- [THE TASK]
Gather up every line from the entries below that uses the word "date".

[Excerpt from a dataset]
* * * *
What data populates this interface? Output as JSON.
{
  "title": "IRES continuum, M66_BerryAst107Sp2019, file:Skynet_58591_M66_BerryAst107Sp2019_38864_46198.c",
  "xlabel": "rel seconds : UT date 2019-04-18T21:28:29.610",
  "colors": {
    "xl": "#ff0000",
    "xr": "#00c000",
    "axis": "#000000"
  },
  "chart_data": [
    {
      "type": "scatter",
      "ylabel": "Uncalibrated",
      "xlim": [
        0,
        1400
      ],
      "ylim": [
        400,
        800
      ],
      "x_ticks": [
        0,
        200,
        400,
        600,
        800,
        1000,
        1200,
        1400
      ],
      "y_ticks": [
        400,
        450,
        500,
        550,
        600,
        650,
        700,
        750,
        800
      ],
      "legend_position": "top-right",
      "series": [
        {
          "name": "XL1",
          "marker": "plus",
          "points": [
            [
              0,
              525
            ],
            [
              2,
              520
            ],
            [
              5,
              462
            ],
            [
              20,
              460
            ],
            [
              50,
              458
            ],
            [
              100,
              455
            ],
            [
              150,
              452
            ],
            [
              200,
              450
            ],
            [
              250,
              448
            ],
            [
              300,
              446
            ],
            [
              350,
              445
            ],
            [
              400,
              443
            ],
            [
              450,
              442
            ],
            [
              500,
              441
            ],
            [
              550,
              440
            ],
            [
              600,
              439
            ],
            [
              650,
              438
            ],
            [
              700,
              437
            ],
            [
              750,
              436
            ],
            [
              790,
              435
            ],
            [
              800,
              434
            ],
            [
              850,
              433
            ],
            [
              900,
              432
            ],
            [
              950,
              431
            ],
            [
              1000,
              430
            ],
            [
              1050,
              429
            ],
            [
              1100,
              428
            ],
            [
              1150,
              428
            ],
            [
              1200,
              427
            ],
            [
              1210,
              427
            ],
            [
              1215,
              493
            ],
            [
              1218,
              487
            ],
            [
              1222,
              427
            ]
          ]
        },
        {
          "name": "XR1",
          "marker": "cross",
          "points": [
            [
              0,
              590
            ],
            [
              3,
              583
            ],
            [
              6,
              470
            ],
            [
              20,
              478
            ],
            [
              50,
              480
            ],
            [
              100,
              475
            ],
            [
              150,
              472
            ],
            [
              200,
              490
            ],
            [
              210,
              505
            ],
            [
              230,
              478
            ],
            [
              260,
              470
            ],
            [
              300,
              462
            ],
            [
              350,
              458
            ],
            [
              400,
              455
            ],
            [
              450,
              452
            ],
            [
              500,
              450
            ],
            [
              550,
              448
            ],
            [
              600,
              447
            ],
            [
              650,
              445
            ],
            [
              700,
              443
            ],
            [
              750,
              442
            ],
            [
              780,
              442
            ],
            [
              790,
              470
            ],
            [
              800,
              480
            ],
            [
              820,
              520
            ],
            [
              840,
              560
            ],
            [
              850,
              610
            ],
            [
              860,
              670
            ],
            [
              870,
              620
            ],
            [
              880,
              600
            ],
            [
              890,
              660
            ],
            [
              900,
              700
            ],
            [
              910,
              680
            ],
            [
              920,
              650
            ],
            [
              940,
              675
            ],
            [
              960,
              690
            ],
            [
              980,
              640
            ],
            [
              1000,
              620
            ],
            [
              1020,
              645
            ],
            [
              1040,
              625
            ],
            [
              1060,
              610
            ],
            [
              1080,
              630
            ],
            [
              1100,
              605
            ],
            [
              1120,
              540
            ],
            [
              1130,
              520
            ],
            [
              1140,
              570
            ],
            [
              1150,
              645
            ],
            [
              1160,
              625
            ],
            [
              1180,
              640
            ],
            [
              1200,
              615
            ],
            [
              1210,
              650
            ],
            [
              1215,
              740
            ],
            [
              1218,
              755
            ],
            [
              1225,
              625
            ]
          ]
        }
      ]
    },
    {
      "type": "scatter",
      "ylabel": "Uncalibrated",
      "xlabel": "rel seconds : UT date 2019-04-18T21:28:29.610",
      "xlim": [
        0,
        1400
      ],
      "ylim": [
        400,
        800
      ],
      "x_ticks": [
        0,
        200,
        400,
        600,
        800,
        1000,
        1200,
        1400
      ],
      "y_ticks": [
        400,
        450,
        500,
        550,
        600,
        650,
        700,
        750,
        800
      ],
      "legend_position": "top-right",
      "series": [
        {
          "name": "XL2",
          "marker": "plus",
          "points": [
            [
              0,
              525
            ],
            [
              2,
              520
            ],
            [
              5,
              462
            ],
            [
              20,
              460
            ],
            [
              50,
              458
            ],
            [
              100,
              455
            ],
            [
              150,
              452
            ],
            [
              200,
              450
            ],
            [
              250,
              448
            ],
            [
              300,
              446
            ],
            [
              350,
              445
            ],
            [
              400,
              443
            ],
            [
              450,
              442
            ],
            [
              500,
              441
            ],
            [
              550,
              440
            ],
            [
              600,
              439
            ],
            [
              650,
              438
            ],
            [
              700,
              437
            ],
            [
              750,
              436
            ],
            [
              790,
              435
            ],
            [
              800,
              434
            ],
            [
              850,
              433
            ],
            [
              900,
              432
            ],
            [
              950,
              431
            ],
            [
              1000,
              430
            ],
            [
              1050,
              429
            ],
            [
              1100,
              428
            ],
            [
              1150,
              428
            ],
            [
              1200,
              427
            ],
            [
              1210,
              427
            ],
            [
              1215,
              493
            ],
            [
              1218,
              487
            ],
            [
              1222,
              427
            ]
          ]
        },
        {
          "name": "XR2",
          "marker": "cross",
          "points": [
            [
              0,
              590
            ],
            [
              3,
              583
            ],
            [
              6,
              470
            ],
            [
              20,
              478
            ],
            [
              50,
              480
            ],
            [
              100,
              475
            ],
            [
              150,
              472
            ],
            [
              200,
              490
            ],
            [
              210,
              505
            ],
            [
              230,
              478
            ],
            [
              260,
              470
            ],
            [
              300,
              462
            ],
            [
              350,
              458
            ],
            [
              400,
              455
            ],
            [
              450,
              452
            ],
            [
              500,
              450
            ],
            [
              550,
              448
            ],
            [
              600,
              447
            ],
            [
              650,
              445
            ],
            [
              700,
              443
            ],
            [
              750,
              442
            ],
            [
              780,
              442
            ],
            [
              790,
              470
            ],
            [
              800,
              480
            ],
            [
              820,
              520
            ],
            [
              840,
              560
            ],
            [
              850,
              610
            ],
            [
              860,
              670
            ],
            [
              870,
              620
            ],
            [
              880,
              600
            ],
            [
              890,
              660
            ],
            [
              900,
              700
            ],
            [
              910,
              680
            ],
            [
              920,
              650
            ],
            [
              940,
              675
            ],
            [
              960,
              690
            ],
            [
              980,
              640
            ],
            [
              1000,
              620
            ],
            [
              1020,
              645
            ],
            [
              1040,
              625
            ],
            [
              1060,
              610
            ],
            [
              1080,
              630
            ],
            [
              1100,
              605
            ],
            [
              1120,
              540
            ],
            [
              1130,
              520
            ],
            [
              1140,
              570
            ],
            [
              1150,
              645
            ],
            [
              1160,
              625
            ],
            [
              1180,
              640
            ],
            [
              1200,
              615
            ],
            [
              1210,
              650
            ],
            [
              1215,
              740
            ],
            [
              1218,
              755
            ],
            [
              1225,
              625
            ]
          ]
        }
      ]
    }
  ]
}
* * * *
- [RESPONSE TO THIS TASK]
  "xlabel": "rel seconds : UT date 2019-04-18T21:28:29.610",
      "xlabel": "rel seconds : UT date 2019-04-18T21:28:29.610",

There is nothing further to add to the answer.